### Work to complete
What follows is a listing. Return every line of it exactly.
BEGIN Data section
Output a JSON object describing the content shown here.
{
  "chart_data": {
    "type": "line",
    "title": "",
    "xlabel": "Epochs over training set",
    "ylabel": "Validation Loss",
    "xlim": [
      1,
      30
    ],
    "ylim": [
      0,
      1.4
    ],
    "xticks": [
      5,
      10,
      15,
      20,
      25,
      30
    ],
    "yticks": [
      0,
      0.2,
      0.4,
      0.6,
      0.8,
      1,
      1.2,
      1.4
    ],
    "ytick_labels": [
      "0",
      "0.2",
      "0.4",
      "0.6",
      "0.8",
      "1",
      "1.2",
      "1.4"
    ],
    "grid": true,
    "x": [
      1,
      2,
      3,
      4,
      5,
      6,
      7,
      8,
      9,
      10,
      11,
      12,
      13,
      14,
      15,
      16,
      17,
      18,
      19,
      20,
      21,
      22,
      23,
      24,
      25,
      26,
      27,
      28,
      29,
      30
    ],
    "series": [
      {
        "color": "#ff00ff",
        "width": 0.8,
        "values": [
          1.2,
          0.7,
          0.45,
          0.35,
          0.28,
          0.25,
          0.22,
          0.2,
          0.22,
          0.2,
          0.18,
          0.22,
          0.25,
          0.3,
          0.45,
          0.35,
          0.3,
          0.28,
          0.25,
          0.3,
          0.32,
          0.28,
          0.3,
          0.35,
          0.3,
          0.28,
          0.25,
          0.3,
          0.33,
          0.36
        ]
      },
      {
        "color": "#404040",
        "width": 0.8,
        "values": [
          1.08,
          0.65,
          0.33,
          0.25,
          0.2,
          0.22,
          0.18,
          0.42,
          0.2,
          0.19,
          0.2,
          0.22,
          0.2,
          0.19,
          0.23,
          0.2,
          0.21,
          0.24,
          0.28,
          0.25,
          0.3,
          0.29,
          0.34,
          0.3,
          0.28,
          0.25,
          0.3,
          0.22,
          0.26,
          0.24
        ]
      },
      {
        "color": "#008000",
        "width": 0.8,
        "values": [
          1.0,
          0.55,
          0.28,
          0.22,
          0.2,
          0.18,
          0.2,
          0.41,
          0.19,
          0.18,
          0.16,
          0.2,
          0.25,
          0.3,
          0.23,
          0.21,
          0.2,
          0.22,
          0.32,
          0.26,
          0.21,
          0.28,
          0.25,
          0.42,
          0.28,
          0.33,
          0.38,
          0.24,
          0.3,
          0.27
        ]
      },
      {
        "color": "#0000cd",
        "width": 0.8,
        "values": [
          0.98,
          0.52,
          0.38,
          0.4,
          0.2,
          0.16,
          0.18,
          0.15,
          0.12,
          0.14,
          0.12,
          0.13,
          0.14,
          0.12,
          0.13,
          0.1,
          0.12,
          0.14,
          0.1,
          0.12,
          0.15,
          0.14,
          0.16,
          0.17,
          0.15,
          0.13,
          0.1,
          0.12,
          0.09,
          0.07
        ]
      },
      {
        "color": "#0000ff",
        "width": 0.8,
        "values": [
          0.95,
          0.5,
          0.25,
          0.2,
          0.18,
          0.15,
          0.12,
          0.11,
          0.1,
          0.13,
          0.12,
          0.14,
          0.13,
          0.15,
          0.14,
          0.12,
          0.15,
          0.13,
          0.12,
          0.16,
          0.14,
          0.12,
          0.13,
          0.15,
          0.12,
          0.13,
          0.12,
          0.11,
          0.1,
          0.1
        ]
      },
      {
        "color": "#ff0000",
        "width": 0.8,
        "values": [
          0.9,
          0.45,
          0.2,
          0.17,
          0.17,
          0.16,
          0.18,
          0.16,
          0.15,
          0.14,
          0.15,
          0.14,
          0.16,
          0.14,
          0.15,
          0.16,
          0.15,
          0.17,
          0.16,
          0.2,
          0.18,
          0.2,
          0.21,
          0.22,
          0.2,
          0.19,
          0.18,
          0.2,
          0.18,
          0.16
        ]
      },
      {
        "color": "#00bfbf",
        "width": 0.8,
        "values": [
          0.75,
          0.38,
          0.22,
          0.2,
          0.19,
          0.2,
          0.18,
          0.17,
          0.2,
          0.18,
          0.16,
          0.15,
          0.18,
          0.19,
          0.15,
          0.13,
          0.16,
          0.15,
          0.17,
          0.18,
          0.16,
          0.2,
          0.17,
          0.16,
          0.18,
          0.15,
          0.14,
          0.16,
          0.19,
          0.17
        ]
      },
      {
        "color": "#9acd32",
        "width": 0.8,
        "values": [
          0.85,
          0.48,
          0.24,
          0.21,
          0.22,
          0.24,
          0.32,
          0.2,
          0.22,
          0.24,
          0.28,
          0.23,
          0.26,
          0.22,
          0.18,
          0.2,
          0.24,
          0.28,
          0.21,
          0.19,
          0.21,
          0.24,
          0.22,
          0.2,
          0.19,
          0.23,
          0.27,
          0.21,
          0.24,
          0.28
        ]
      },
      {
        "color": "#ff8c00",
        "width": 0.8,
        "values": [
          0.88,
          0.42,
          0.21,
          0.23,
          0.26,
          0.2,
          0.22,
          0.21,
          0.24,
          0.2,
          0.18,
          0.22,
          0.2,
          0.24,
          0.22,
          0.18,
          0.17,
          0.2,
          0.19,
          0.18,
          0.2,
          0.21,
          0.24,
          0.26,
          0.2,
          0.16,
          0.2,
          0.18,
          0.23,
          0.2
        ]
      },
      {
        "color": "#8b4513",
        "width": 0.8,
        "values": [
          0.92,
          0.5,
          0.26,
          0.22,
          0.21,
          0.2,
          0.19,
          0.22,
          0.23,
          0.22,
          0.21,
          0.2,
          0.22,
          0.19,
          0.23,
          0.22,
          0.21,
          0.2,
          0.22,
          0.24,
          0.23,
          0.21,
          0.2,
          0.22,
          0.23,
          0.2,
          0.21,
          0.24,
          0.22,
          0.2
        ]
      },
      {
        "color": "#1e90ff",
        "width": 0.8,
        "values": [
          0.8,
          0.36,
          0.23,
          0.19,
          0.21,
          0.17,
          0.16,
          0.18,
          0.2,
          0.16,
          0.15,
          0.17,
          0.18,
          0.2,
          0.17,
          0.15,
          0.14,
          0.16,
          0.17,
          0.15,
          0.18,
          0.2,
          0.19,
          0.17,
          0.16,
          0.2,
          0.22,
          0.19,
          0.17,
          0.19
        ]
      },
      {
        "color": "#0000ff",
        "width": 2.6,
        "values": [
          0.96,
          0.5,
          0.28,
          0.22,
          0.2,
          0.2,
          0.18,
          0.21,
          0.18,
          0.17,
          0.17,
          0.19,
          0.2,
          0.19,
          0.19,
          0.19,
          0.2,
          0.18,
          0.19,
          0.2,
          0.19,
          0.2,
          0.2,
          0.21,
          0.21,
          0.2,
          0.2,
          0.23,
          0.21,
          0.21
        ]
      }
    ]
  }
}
END Data section
### Result
Output a JSON object describing the content shown here.
{
  "chart_data": {
    "type": "line",
    "title": "",
    "xlabel": "Epochs over training set",
    "ylabel": "Validation Loss",
    "xlim": [
      1,
      30
    ],
    "ylim": [
      0,
      1.4
    ],
    "xticks": [
      5,
      10,
      15,
      20,
      25,
      30
    ],
    "yticks": [
      0,
      0.2,
      0.4,
      0.6,
      0.8,
      1,
      1.2,
      1.4
    ],
    "ytick_labels": [
      "0",
      "0.2",
      "0.4",
      "0.6",
      "0.8",
      "1",
      "1.2",
      "1.4"
    ],
    "grid": true,
    "x": [
      1,
      2,
      3,
      4,
      5,
      6,
      7,
      8,
      9,
      10,
      11,
      12,
      13,
      14,
      15,
      16,
      17,
      18,
      19,
      20,
      21,
      22,
      23,
      24,
      25,
      26,
      27,
      28,
      29,
      30
    ],
    "series": [
      {
        "color": "#ff00ff",
        "width": 0.8,
        "values": [
          1.2,
          0.7,
          0.45,
          0.35,
          0.28,
          0.25,
          0.22,
          0.2,
          0.22,
          0.2,
          0.18,
          0.22,
          0.25,
          0.3,
          0.45,
          0.35,
          0.3,
          0.28,
          0.25,
          0.3,
          0.32,
          0.28,
          0.3,
          0.35,
          0.3,
          0.28,
          0.25,
          0.3,
          0.33,
          0.36
        ]
      },
      {
        "color": "#404040",
        "width": 0.8,
        "values": [
          1.08,
          0.65,
          0.33,
          0.25,
          0.2,
          0.22,
          0.18,
          0.42,
          0.2,
          0.19,
          0.2,
          0.22,
          0.2,
          0.19,
          0.23,
          0.2,
          0.21,
          0.24,
          0.28,
          0.25,
          0.3,
          0.29,
          0.34,
          0.3,
          0.28,
          0.25,
          0.3,
          0.22,
          0.26,
          0.24
        ]
      },
      {
        "color": "#008000",
        "width": 0.8,
        "values": [
          1.0,
          0.55,
          0.28,
          0.22,
          0.2,
          0.18,
          0.2,
          0.41,
          0.19,
          0.18,
          0.16,
          0.2,
          0.25,
          0.3,
          0.23,
          0.21,
          0.2,
          0.22,
          0.32,
          0.26,
          0.21,
          0.28,
          0.25,
          0.42,
          0.28,
          0.33,
          0.38,
          0.24,
          0.3,
          0.27
        ]
      },
      {
        "color": "#0000cd",
        "width": 0.8,
        "values": [
          0.98,
          0.52,
          0.38,
          0.4,
          0.2,
          0.16,
          0.18,
          0.15,
          0.12,
          0.14,
          0.12,
          0.13,
          0.14,
          0.12,
          0.13,
          0.1,
          0.12,
          0.14,
          0.1,
          0.12,
          0.15,
          0.14,
          0.16,
          0.17,
          0.15,
          0.13,
          0.1,
          0.12,
          0.09,
          0.07
        ]
      },
      {
        "color": "#0000ff",
        "width": 0.8,
        "values": [
          0.95,
          0.5,
          0.25,
          0.2,
          0.18,
          0.15,
          0.12,
          0.11,
          0.1,
          0.13,
          0.12,
          0.14,
          0.13,
          0.15,
          0.14,
          0.12,
          0.15,
          0.13,
          0.12,
          0.16,
          0.14,
          0.12,
          0.13,
          0.15,
          0.12,
          0.13,
          0.12,
          0.11,
          0.1,
          0.1
        ]
      },
      {
        "color": "#ff0000",
        "width": 0.8,
        "values": [
          0.9,
          0.45,
          0.2,
          0.17,
          0.17,
          0.16,
          0.18,
          0.16,
          0.15,
          0.14,
          0.15,
          0.14,
          0.16,
          0.14,
          0.15,
          0.16,
          0.15,
          0.17,
          0.16,
          0.2,
          0.18,
          0.2,
          0.21,
          0.22,
          0.2,
          0.19,
          0.18,
          0.2,
          0.18,
          0.16
        ]
      },
      {
        "color": "#00bfbf",
        "width": 0.8,
        "values": [
          0.75,
          0.38,
          0.22,
          0.2,
          0.19,
          0.2,
          0.18,
          0.17,
          0.2,
          0.18,
          0.16,
          0.15,
          0.18,
          0.19,
          0.15,
          0.13,
          0.16,
          0.15,
          0.17,
          0.18,
          0.16,
          0.2,
          0.17,
          0.16,
          0.18,
          0.15,
          0.14,
          0.16,
          0.19,
          0.17
        ]
      },
      {
        "color": "#9acd32",
        "width": 0.8,
        "values": [
          0.85,
          0.48,
          0.24,
          0.21,
          0.22,
          0.24,
          0.32,
          0.2,
          0.22,
          0.24,
          0.28,
          0.23,
          0.26,
          0.22,
          0.18,
          0.2,
          0.24,
          0.28,
          0.21,
          0.19,
          0.21,
          0.24,
          0.22,
          0.2,
          0.19,
          0.23,
          0.27,
          0.21,
          0.24,
          0.28
        ]
      },
      {
        "color": "#ff8c00",
        "width": 0.8,
        "values": [
          0.88,
          0.42,
          0.21,
          0.23,
          0.26,
          0.2,
          0.22,
          0.21,
          0.24,
          0.2,
          0.18,
          0.22,
          0.2,
          0.24,
          0.22,
          0.18,
          0.17,
          0.2,
          0.19,
          0.18,
          0.2,
          0.21,
          0.24,
          0.26,
          0.2,
          0.16,
          0.2,
          0.18,
          0.23,
          0.2
        ]
      },
      {
        "color": "#8b4513",
        "width": 0.8,
        "values": [
          0.92,
          0.5,
          0.26,
          0.22,
          0.21,
          0.2,
          0.19,
          0.22,
          0.23,
          0.22,
          0.21,
          0.2,
          0.22,
          0.19,
          0.23,
          0.22,
          0.21,
          0.2,
          0.22,
          0.24,
          0.23,
          0.21,
          0.2,
          0.22,
          0.23,
          0.2,
          0.21,
          0.24,
          0.22,
          0.2
        ]
      },
      {
        "color": "#1e90ff",
        "width": 0.8,
        "values": [
          0.8,
          0.36,
          0.23,
          0.19,
          0.21,
          0.17,
          0.16,
          0.18,
          0.2,
          0.16,
          0.15,
          0.17,
          0.18,
          0.2,
          0.17,
          0.15,
          0.14,
          0.16,
          0.17,
          0.15,
          0.18,
          0.2,
          0.19,
          0.17,
          0.16,
          0.2,
          0.22,
          0.19,
          0.17,
          0.19
        ]
      },
      {
        "color": "#0000ff",
        "width": 2.6,
        "values": [
          0.96,
          0.5,
          0.28,
          0.22,
          0.2,
          0.2,
          0.18,
          0.21,
          0.18,
          0.17,
          0.17,
          0.19,
          0.2,
          0.19,
          0.19,
          0.19,
          0.2,
          0.18,
          0.19,
          0.2,
          0.19,
          0.2,
          0.2,
          0.21,
          0.21,
          0.2,
          0.2,
          0.23,
          0.21,
          0.21
        ]
      }
    ]
  }
}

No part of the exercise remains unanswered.